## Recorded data
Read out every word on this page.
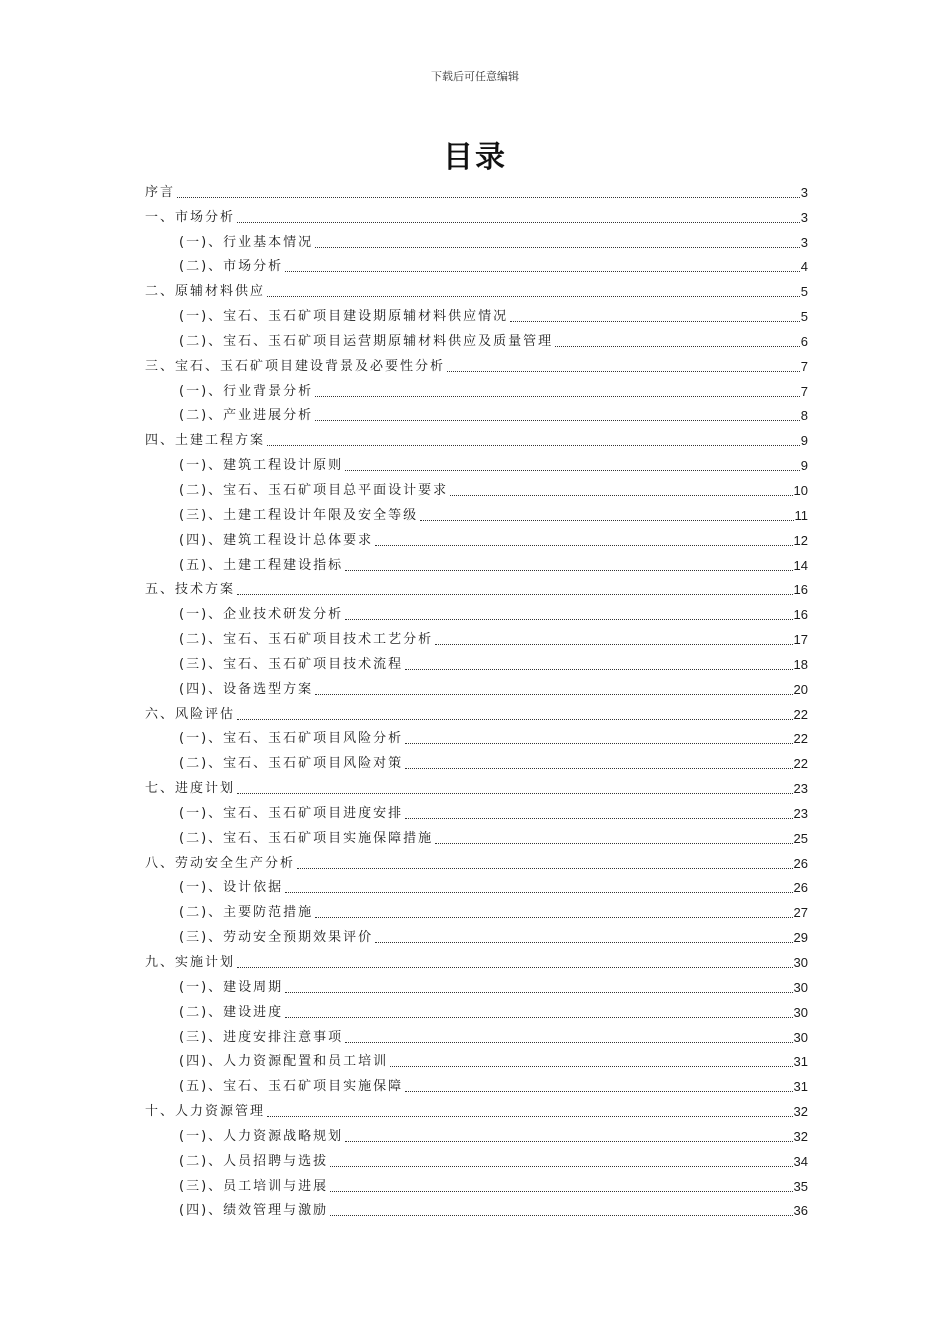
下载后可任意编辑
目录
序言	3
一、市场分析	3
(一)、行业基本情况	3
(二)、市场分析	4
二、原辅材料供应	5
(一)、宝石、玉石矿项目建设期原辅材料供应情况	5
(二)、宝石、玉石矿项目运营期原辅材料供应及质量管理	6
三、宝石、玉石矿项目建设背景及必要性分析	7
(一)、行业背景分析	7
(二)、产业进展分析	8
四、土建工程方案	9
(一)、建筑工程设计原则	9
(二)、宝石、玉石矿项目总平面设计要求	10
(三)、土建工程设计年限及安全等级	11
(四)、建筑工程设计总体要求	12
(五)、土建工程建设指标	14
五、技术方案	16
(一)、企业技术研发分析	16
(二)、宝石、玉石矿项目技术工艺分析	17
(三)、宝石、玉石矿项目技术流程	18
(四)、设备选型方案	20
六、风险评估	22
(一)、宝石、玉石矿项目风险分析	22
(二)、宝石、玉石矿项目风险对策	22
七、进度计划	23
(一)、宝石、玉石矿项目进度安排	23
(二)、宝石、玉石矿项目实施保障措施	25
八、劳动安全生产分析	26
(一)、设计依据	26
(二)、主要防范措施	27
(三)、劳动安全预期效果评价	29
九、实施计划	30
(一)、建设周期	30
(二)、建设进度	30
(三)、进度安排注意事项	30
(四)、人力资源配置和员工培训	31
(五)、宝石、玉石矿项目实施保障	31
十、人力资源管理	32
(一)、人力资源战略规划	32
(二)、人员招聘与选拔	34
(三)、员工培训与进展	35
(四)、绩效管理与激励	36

...

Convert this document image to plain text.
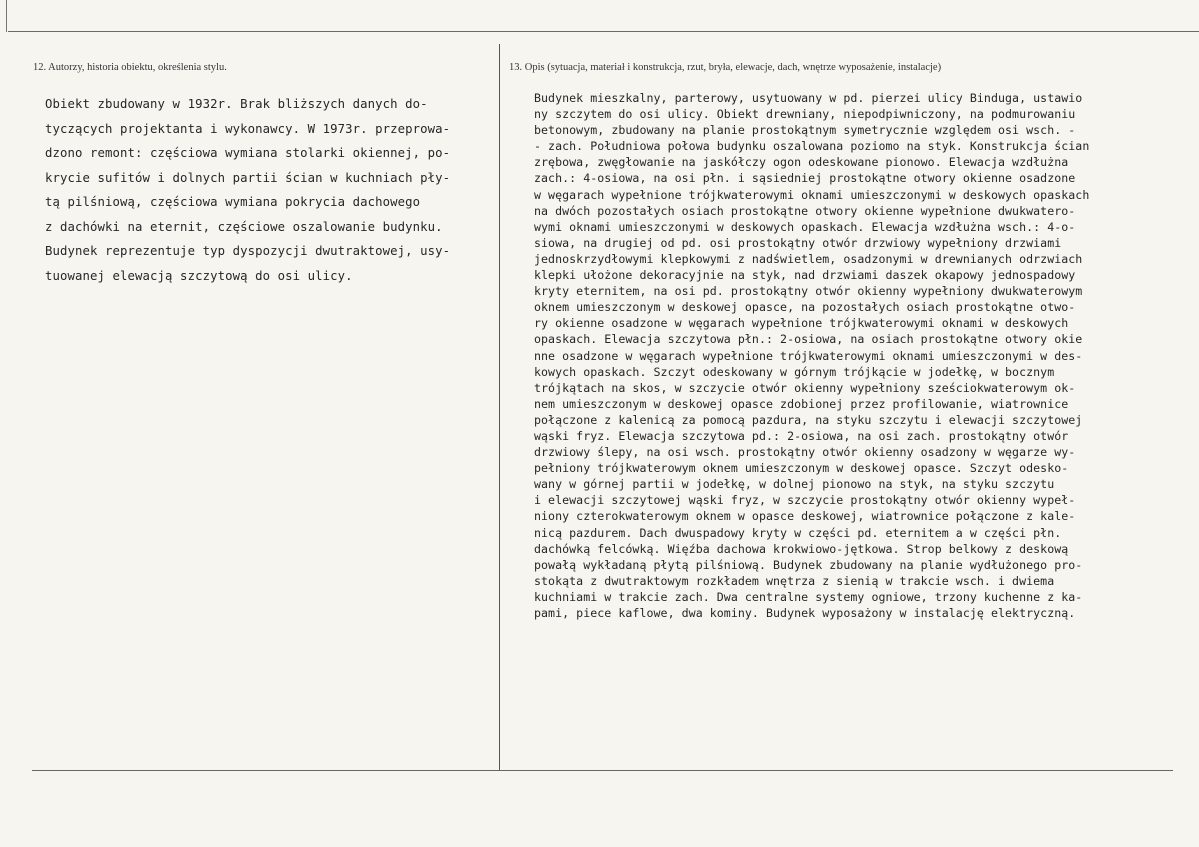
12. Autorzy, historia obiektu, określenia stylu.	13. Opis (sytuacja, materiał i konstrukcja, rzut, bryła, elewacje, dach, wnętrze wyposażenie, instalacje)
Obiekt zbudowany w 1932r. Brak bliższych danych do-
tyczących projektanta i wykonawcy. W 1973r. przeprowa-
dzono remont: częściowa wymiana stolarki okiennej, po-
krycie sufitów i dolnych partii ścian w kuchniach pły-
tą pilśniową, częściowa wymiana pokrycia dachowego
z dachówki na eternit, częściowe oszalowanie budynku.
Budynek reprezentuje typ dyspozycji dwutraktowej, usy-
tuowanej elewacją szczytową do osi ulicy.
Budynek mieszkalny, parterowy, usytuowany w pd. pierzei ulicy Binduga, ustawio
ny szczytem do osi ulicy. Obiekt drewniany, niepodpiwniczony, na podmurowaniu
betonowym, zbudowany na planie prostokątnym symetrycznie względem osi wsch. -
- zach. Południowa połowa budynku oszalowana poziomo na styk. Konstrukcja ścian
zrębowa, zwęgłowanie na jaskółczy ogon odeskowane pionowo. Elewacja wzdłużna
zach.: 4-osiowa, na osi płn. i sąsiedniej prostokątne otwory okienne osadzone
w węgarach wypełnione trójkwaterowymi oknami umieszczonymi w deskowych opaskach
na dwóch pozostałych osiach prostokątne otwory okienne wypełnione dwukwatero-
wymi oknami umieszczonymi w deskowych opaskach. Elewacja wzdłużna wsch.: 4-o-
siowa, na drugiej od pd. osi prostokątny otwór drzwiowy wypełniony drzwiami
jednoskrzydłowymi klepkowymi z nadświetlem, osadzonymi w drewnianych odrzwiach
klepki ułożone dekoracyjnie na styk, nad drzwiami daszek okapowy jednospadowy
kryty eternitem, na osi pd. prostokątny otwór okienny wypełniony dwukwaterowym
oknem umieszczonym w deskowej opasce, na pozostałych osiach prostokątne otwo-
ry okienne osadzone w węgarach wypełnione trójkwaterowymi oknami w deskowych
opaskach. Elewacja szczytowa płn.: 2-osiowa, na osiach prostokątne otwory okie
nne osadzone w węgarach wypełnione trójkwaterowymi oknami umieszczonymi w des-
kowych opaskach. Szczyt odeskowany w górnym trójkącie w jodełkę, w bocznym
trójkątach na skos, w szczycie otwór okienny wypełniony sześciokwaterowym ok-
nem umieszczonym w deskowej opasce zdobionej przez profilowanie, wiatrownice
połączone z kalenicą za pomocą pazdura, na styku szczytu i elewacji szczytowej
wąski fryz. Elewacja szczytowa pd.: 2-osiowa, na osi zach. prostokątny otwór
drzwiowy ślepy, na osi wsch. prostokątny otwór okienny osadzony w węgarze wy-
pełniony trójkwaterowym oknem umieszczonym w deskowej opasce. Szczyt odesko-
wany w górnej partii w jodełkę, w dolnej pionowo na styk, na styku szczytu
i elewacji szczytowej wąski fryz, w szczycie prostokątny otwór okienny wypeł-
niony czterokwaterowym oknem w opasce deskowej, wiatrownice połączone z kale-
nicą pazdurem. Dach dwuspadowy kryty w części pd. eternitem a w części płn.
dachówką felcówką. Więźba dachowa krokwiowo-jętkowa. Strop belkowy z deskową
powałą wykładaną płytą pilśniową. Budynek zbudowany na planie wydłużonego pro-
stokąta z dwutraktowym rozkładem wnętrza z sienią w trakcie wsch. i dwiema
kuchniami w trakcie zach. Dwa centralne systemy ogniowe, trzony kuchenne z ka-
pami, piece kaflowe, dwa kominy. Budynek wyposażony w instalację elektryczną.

## Task objective
Report all lines of the data that include the word "pilśniową".

## Exercise answer
tą pilśniową, częściowa wymiana pokrycia dachowego
powałą wykładaną płytą pilśniową. Budynek zbudowany na planie wydłużonego pro-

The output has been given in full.